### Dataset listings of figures
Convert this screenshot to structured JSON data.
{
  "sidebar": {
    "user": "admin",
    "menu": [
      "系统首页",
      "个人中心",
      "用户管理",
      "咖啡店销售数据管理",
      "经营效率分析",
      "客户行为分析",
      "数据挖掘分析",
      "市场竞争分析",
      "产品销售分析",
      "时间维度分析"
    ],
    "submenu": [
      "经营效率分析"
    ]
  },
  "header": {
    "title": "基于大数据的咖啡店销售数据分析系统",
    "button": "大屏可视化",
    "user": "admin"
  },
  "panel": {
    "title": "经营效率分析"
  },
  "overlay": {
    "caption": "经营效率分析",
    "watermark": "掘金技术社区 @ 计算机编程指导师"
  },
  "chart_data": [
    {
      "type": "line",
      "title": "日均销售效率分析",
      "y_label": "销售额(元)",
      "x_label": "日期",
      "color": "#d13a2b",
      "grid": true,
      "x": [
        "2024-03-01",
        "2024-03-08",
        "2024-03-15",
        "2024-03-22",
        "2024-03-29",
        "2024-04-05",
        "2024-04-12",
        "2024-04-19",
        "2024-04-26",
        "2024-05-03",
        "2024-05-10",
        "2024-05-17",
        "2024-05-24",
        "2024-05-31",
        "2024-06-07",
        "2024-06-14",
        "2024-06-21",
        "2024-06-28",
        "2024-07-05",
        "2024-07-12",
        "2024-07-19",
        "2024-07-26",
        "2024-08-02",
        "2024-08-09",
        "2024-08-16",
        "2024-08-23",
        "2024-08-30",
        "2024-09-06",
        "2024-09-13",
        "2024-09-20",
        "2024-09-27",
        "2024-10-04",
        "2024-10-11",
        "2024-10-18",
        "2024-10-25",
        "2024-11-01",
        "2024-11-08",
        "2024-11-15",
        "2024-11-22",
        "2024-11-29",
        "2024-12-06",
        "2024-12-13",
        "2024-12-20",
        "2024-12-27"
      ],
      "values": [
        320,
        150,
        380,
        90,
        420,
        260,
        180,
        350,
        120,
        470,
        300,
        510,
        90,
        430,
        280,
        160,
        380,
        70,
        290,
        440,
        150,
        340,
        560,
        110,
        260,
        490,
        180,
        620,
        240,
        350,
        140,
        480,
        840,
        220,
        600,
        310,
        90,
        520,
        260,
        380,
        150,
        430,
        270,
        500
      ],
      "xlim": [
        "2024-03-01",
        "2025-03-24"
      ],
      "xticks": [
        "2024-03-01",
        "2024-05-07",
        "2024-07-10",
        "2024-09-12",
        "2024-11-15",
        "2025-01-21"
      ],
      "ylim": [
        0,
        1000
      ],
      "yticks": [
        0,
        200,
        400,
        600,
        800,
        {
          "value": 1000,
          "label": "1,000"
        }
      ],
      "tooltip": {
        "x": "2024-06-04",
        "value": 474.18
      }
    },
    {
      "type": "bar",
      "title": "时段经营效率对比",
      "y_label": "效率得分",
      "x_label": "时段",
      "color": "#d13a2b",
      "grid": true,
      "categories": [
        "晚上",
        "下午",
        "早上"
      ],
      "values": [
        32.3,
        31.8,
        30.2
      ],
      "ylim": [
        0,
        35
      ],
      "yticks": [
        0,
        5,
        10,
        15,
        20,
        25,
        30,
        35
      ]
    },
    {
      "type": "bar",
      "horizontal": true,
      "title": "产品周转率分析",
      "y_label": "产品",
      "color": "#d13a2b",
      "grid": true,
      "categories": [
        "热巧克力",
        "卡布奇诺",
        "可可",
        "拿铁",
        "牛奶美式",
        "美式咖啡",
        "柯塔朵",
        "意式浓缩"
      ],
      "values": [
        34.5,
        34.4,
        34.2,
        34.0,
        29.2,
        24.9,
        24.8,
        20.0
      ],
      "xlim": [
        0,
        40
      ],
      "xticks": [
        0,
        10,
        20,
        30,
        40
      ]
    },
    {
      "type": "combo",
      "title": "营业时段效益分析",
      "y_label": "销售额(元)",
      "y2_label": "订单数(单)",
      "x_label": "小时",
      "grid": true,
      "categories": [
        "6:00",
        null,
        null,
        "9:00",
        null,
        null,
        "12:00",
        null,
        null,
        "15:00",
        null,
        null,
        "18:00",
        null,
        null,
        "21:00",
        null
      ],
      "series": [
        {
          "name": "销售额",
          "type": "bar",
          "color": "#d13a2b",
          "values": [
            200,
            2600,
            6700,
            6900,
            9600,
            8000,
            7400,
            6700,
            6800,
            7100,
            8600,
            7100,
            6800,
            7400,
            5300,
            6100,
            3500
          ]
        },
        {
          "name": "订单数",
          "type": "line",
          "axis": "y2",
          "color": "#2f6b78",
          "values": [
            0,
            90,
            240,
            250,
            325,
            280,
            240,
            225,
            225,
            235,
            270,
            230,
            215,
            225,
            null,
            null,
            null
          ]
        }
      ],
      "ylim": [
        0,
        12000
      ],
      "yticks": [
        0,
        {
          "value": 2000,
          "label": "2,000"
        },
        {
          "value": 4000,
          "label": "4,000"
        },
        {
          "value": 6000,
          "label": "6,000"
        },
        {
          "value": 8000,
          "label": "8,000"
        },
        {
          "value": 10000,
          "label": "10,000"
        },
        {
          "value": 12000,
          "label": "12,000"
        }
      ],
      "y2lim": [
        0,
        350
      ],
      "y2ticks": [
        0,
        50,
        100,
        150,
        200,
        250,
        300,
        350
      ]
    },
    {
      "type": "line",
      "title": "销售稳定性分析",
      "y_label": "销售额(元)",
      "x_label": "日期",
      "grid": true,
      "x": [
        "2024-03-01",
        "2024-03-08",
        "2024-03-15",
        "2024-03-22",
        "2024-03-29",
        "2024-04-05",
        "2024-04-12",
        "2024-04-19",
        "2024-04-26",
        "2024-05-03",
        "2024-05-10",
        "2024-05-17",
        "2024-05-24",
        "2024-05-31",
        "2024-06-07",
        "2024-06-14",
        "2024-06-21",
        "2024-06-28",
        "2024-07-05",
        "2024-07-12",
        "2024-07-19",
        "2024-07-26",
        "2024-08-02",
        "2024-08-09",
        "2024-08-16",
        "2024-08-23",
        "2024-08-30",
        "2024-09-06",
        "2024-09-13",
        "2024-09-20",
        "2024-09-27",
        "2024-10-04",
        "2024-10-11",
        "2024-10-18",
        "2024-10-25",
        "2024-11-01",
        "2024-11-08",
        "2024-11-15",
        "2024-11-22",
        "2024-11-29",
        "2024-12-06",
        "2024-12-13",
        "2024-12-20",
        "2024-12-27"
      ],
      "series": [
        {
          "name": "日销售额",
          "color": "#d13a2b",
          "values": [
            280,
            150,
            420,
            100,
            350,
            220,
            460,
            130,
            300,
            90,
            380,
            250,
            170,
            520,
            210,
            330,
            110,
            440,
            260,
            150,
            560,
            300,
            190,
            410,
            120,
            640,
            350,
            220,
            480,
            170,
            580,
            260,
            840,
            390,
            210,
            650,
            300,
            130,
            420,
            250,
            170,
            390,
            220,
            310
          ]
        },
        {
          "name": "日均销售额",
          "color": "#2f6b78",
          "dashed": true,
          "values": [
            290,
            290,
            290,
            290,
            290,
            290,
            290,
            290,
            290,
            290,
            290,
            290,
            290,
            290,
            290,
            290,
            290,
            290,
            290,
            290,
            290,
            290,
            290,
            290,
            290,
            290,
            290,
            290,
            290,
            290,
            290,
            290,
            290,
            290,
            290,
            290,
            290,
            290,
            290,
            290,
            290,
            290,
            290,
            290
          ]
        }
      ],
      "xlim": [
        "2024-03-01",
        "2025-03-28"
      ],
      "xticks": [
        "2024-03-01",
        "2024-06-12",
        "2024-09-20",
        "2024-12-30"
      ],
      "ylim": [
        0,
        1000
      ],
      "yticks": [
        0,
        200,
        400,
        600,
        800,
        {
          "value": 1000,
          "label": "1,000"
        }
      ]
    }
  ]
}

### DO THIS
Make a copy of each line that contains the string "经营效率分析".

### CORRECT RESPONSE
      "经营效率分析",
      "经营效率分析"
    "title": "经营效率分析"
    "caption": "经营效率分析",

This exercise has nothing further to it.